• **What is required**: Write out the records beneath this line exactly as they appear, minus any images.

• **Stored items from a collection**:
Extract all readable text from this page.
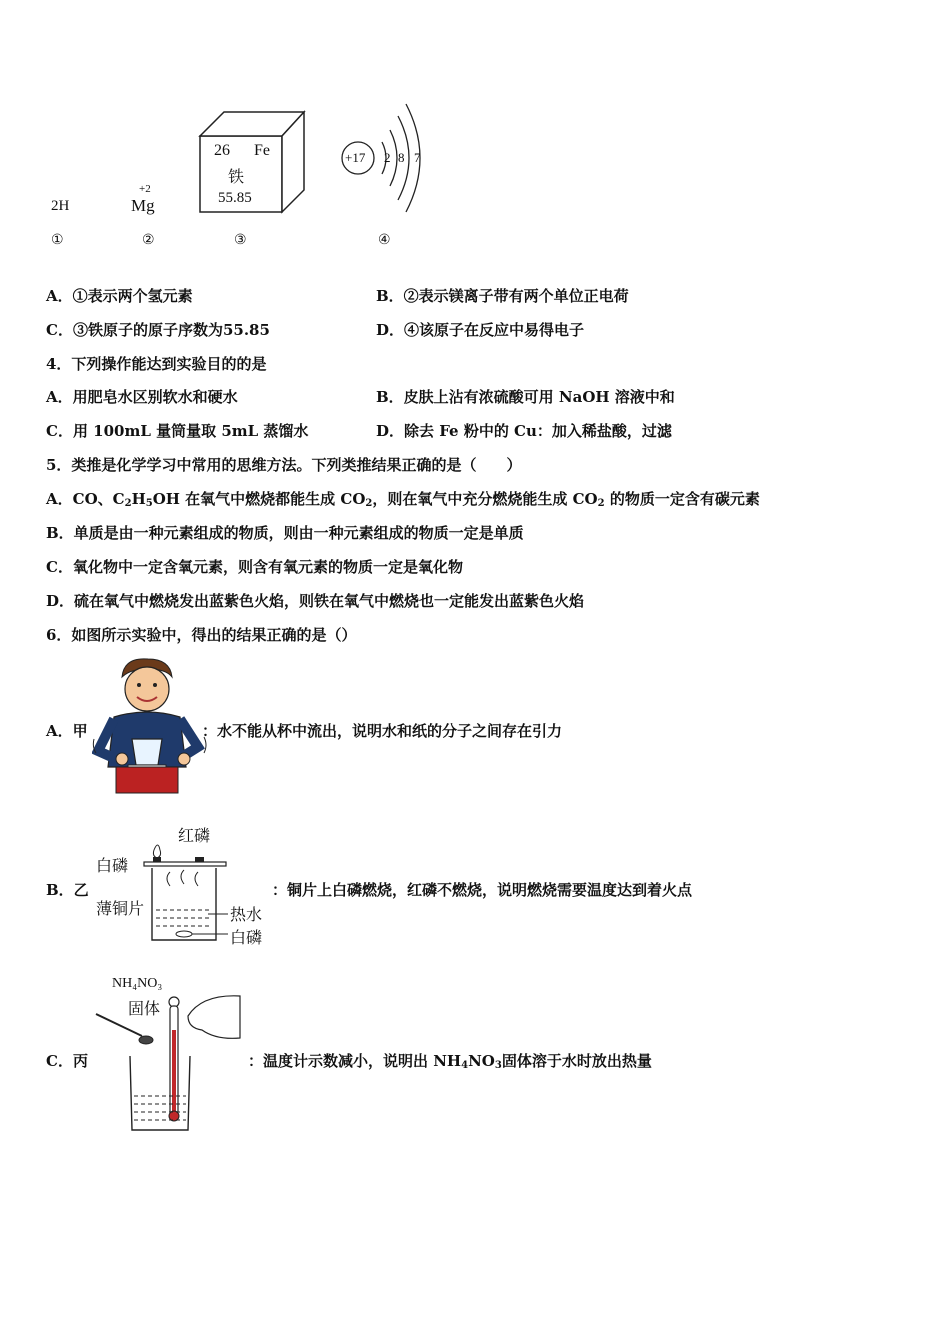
2H
+2
Mg
26 Fe
铁
55.85
+17 2 8 7
①	②	③	④
A．①表示两个氢元素	B．②表示镁离子带有两个单位正电荷
C．③铁原子的原子序数为55.85	D．④该原子在反应中易得电子
4．下列操作能达到实验目的的是
A．用肥皂水区别软水和硬水	B．皮肤上沾有浓硫酸可用 NaOH 溶液中和
C．用 100mL 量筒量取 5mL 蒸馏水	D．除去 Fe 粉中的 Cu：加入稀盐酸，过滤
5．类推是化学学习中常用的思维方法。下列类推结果正确的是（　　）
A．CO、$C_2H_5OH$ 在氧气中燃烧都能生成 $CO_2$，则在氧气中充分燃烧能生成 $CO_2$ 的物质一定含有碳元素
B．单质是由一种元素组成的物质，则由一种元素组成的物质一定是单质
C．氧化物中一定含氧元素，则含有氧元素的物质一定是氧化物
D．硫在氧气中燃烧发出蓝紫色火焰，则铁在氧气中燃烧也一定能发出蓝紫色火焰
6．如图所示实验中，得出的结果正确的是（）
A．甲	：水不能从杯中流出，说明水和纸的分子之间存在引力
B．乙
红磷
白磷
薄铜片	热水
白磷
：铜片上白磷燃烧，红磷不燃烧，说明燃烧需要温度达到着火点
C．丙
NH₄NO₃
固体
：温度计示数减小，说明出 $NH_4NO_3$固体溶于水时放出热量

• **Response to the task**:
Extract all readable text from this page.
2H
+2
Mg
26 Fe
铁
55.85
+17 2 8 7
①	②	③	④
A．①表示两个氢元素	B．②表示镁离子带有两个单位正电荷
C．③铁原子的原子序数为55.85	D．④该原子在反应中易得电子
4．下列操作能达到实验目的的是
A．用肥皂水区别软水和硬水	B．皮肤上沾有浓硫酸可用 NaOH 溶液中和
C．用 100mL 量筒量取 5mL 蒸馏水	D．除去 Fe 粉中的 Cu：加入稀盐酸，过滤
5．类推是化学学习中常用的思维方法。下列类推结果正确的是（　　）
A．CO、$C_2H_5OH$ 在氧气中燃烧都能生成 $CO_2$，则在氧气中充分燃烧能生成 $CO_2$ 的物质一定含有碳元素
B．单质是由一种元素组成的物质，则由一种元素组成的物质一定是单质
C．氧化物中一定含氧元素，则含有氧元素的物质一定是氧化物
D．硫在氧气中燃烧发出蓝紫色火焰，则铁在氧气中燃烧也一定能发出蓝紫色火焰
6．如图所示实验中，得出的结果正确的是（）
A．甲	：水不能从杯中流出，说明水和纸的分子之间存在引力
B．乙
红磷
白磷
薄铜片	热水
白磷
：铜片上白磷燃烧，红磷不燃烧，说明燃烧需要温度达到着火点
C．丙
NH₄NO₃
固体
：温度计示数减小，说明出 $NH_4NO_3$固体溶于水时放出热量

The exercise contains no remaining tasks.